Source data
──────────────────────────────
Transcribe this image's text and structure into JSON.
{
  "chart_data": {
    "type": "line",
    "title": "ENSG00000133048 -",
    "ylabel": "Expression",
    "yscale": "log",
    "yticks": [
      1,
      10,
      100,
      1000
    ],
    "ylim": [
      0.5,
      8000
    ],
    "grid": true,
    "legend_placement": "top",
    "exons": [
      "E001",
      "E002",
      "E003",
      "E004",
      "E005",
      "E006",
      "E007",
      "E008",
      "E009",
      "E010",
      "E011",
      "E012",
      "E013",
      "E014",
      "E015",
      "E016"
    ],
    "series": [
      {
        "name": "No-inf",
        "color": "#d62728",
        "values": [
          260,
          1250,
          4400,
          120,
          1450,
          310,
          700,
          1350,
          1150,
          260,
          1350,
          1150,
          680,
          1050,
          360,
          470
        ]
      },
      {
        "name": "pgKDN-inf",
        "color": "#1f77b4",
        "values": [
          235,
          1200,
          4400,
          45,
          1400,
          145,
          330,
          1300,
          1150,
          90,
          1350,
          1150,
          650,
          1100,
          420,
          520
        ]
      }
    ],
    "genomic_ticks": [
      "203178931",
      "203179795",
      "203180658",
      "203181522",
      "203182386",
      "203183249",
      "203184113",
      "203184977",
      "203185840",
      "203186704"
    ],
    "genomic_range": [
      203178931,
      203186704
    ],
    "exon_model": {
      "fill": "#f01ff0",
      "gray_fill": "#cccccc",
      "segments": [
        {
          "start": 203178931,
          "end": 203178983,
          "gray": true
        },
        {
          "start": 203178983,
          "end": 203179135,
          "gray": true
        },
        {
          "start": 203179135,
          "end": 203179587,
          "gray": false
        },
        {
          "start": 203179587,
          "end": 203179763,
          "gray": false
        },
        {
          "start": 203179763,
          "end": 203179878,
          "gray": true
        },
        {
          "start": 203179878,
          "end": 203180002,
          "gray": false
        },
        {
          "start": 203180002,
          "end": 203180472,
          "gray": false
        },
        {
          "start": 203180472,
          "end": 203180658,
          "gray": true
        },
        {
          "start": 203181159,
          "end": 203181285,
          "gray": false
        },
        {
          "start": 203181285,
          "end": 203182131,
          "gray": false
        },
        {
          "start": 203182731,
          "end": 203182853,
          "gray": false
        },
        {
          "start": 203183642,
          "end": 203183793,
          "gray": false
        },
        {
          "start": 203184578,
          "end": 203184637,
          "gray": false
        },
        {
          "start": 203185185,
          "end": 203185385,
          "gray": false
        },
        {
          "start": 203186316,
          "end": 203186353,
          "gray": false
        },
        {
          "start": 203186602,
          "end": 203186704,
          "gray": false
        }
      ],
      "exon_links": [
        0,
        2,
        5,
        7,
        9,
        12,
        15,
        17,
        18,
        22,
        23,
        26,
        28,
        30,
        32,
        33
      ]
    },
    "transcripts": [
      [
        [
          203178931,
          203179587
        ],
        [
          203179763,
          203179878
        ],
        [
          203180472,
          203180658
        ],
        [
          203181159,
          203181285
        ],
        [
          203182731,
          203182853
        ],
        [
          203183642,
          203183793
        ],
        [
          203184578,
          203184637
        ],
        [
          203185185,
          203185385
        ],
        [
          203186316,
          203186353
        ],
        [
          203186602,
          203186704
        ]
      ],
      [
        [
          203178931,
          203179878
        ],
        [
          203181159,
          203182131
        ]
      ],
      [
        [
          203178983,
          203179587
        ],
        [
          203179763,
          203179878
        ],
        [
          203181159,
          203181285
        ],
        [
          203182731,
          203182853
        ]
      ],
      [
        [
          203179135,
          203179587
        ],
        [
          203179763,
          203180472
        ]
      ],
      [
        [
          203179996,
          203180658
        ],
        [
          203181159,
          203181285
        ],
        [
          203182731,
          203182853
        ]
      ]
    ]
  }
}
──────────────────────────────
All the material above is to be returned exactly as it stands.

Task result
Transcribe this image's text and structure into JSON.
{
  "chart_data": {
    "type": "line",
    "title": "ENSG00000133048 -",
    "ylabel": "Expression",
    "yscale": "log",
    "yticks": [
      1,
      10,
      100,
      1000
    ],
    "ylim": [
      0.5,
      8000
    ],
    "grid": true,
    "legend_placement": "top",
    "exons": [
      "E001",
      "E002",
      "E003",
      "E004",
      "E005",
      "E006",
      "E007",
      "E008",
      "E009",
      "E010",
      "E011",
      "E012",
      "E013",
      "E014",
      "E015",
      "E016"
    ],
    "series": [
      {
        "name": "No-inf",
        "color": "#d62728",
        "values": [
          260,
          1250,
          4400,
          120,
          1450,
          310,
          700,
          1350,
          1150,
          260,
          1350,
          1150,
          680,
          1050,
          360,
          470
        ]
      },
      {
        "name": "pgKDN-inf",
        "color": "#1f77b4",
        "values": [
          235,
          1200,
          4400,
          45,
          1400,
          145,
          330,
          1300,
          1150,
          90,
          1350,
          1150,
          650,
          1100,
          420,
          520
        ]
      }
    ],
    "genomic_ticks": [
      "203178931",
      "203179795",
      "203180658",
      "203181522",
      "203182386",
      "203183249",
      "203184113",
      "203184977",
      "203185840",
      "203186704"
    ],
    "genomic_range": [
      203178931,
      203186704
    ],
    "exon_model": {
      "fill": "#f01ff0",
      "gray_fill": "#cccccc",
      "segments": [
        {
          "start": 203178931,
          "end": 203178983,
          "gray": true
        },
        {
          "start": 203178983,
          "end": 203179135,
          "gray": true
        },
        {
          "start": 203179135,
          "end": 203179587,
          "gray": false
        },
        {
          "start": 203179587,
          "end": 203179763,
          "gray": false
        },
        {
          "start": 203179763,
          "end": 203179878,
          "gray": true
        },
        {
          "start": 203179878,
          "end": 203180002,
          "gray": false
        },
        {
          "start": 203180002,
          "end": 203180472,
          "gray": false
        },
        {
          "start": 203180472,
          "end": 203180658,
          "gray": true
        },
        {
          "start": 203181159,
          "end": 203181285,
          "gray": false
        },
        {
          "start": 203181285,
          "end": 203182131,
          "gray": false
        },
        {
          "start": 203182731,
          "end": 203182853,
          "gray": false
        },
        {
          "start": 203183642,
          "end": 203183793,
          "gray": false
        },
        {
          "start": 203184578,
          "end": 203184637,
          "gray": false
        },
        {
          "start": 203185185,
          "end": 203185385,
          "gray": false
        },
        {
          "start": 203186316,
          "end": 203186353,
          "gray": false
        },
        {
          "start": 203186602,
          "end": 203186704,
          "gray": false
        }
      ],
      "exon_links": [
        0,
        2,
        5,
        7,
        9,
        12,
        15,
        17,
        18,
        22,
        23,
        26,
        28,
        30,
        32,
        33
      ]
    },
    "transcripts": [
      [
        [
          203178931,
          203179587
        ],
        [
          203179763,
          203179878
        ],
        [
          203180472,
          203180658
        ],
        [
          203181159,
          203181285
        ],
        [
          203182731,
          203182853
        ],
        [
          203183642,
          203183793
        ],
        [
          203184578,
          203184637
        ],
        [
          203185185,
          203185385
        ],
        [
          203186316,
          203186353
        ],
        [
          203186602,
          203186704
        ]
      ],
      [
        [
          203178931,
          203179878
        ],
        [
          203181159,
          203182131
        ]
      ],
      [
        [
          203178983,
          203179587
        ],
        [
          203179763,
          203179878
        ],
        [
          203181159,
          203181285
        ],
        [
          203182731,
          203182853
        ]
      ],
      [
        [
          203179135,
          203179587
        ],
        [
          203179763,
          203180472
        ]
      ],
      [
        [
          203179996,
          203180658
        ],
        [
          203181159,
          203181285
        ],
        [
          203182731,
          203182853
        ]
      ]
    ]
  }
}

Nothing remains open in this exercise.